--- start EXTRACTED RECORDS ---

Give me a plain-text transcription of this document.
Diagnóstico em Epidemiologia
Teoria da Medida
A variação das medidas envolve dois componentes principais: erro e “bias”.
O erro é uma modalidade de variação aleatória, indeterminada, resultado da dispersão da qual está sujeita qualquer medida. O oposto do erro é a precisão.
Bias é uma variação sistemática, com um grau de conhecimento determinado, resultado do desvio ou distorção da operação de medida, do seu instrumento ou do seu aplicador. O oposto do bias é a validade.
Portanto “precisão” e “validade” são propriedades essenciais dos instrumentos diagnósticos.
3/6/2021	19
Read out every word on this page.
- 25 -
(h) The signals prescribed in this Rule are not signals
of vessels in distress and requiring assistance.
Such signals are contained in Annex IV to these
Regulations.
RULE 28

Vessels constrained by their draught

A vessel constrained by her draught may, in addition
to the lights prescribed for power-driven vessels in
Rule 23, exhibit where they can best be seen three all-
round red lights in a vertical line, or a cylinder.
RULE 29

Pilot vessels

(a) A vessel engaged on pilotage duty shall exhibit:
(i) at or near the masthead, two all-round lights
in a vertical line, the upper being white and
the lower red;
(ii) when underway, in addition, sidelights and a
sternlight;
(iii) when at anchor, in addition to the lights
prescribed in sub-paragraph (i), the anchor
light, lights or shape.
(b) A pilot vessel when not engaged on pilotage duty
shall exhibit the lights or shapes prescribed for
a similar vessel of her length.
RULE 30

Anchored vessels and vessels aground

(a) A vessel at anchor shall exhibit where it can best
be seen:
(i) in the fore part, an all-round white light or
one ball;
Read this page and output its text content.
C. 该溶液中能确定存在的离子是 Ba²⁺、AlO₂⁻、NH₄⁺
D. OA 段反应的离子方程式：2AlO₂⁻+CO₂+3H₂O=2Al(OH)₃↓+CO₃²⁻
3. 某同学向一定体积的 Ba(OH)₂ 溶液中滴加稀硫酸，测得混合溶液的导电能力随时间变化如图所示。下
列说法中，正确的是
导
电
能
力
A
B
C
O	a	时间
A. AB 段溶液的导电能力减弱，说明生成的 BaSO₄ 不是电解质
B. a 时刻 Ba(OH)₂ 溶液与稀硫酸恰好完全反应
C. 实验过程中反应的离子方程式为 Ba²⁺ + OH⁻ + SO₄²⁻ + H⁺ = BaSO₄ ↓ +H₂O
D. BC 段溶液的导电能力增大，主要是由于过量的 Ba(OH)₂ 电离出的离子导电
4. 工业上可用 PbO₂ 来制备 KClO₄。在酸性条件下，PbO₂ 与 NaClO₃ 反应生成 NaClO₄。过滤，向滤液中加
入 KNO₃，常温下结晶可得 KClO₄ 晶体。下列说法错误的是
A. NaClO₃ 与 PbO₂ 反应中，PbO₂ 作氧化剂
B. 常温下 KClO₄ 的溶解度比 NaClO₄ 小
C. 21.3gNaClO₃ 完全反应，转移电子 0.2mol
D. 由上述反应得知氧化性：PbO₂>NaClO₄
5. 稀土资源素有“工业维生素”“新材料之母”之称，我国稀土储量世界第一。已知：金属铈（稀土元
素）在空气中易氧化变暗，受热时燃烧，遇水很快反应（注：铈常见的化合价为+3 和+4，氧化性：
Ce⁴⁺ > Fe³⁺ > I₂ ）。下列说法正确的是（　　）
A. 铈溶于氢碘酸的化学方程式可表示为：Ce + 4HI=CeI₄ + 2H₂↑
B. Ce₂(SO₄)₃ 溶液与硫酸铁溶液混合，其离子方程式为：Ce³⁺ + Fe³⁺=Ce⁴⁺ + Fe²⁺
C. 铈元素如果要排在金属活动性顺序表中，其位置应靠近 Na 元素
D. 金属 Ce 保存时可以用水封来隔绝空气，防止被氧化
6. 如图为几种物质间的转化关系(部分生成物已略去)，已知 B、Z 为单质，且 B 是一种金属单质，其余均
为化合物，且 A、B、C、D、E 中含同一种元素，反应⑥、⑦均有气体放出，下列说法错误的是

--- end EXTRACTED RECORDS ---

● **WHAT IS NEEDED**:
Each line of the material above must be retyped precisely.

● **EXPECTED ANSWER**:
Give me a plain-text transcription of this document.
Diagnóstico em Epidemiologia
Teoria da Medida
A variação das medidas envolve dois componentes principais: erro e “bias”.
O erro é uma modalidade de variação aleatória, indeterminada, resultado da dispersão da qual está sujeita qualquer medida. O oposto do erro é a precisão.
Bias é uma variação sistemática, com um grau de conhecimento determinado, resultado do desvio ou distorção da operação de medida, do seu instrumento ou do seu aplicador. O oposto do bias é a validade.
Portanto “precisão” e “validade” são propriedades essenciais dos instrumentos diagnósticos.
3/6/2021	19
Read out every word on this page.
- 25 -
(h) The signals prescribed in this Rule are not signals
of vessels in distress and requiring assistance.
Such signals are contained in Annex IV to these
Regulations.
RULE 28

Vessels constrained by their draught

A vessel constrained by her draught may, in addition
to the lights prescribed for power-driven vessels in
Rule 23, exhibit where they can best be seen three all-
round red lights in a vertical line, or a cylinder.
RULE 29

Pilot vessels

(a) A vessel engaged on pilotage duty shall exhibit:
(i) at or near the masthead, two all-round lights
in a vertical line, the upper being white and
the lower red;
(ii) when underway, in addition, sidelights and a
sternlight;
(iii) when at anchor, in addition to the lights
prescribed in sub-paragraph (i), the anchor
light, lights or shape.
(b) A pilot vessel when not engaged on pilotage duty
shall exhibit the lights or shapes prescribed for
a similar vessel of her length.
RULE 30

Anchored vessels and vessels aground

(a) A vessel at anchor shall exhibit where it can best
be seen:
(i) in the fore part, an all-round white light or
one ball;
Read this page and output its text content.
C. 该溶液中能确定存在的离子是 Ba²⁺、AlO₂⁻、NH₄⁺
D. OA 段反应的离子方程式：2AlO₂⁻+CO₂+3H₂O=2Al(OH)₃↓+CO₃²⁻
3. 某同学向一定体积的 Ba(OH)₂ 溶液中滴加稀硫酸，测得混合溶液的导电能力随时间变化如图所示。下
列说法中，正确的是
导
电
能
力
A
B
C
O	a	时间
A. AB 段溶液的导电能力减弱，说明生成的 BaSO₄ 不是电解质
B. a 时刻 Ba(OH)₂ 溶液与稀硫酸恰好完全反应
C. 实验过程中反应的离子方程式为 Ba²⁺ + OH⁻ + SO₄²⁻ + H⁺ = BaSO₄ ↓ +H₂O
D. BC 段溶液的导电能力增大，主要是由于过量的 Ba(OH)₂ 电离出的离子导电
4. 工业上可用 PbO₂ 来制备 KClO₄。在酸性条件下，PbO₂ 与 NaClO₃ 反应生成 NaClO₄。过滤，向滤液中加
入 KNO₃，常温下结晶可得 KClO₄ 晶体。下列说法错误的是
A. NaClO₃ 与 PbO₂ 反应中，PbO₂ 作氧化剂
B. 常温下 KClO₄ 的溶解度比 NaClO₄ 小
C. 21.3gNaClO₃ 完全反应，转移电子 0.2mol
D. 由上述反应得知氧化性：PbO₂>NaClO₄
5. 稀土资源素有“工业维生素”“新材料之母”之称，我国稀土储量世界第一。已知：金属铈（稀土元
素）在空气中易氧化变暗，受热时燃烧，遇水很快反应（注：铈常见的化合价为+3 和+4，氧化性：
Ce⁴⁺ > Fe³⁺ > I₂ ）。下列说法正确的是（　　）
A. 铈溶于氢碘酸的化学方程式可表示为：Ce + 4HI=CeI₄ + 2H₂↑
B. Ce₂(SO₄)₃ 溶液与硫酸铁溶液混合，其离子方程式为：Ce³⁺ + Fe³⁺=Ce⁴⁺ + Fe²⁺
C. 铈元素如果要排在金属活动性顺序表中，其位置应靠近 Na 元素
D. 金属 Ce 保存时可以用水封来隔绝空气，防止被氧化
6. 如图为几种物质间的转化关系(部分生成物已略去)，已知 B、Z 为单质，且 B 是一种金属单质，其余均
为化合物，且 A、B、C、D、E 中含同一种元素，反应⑥、⑦均有气体放出，下列说法错误的是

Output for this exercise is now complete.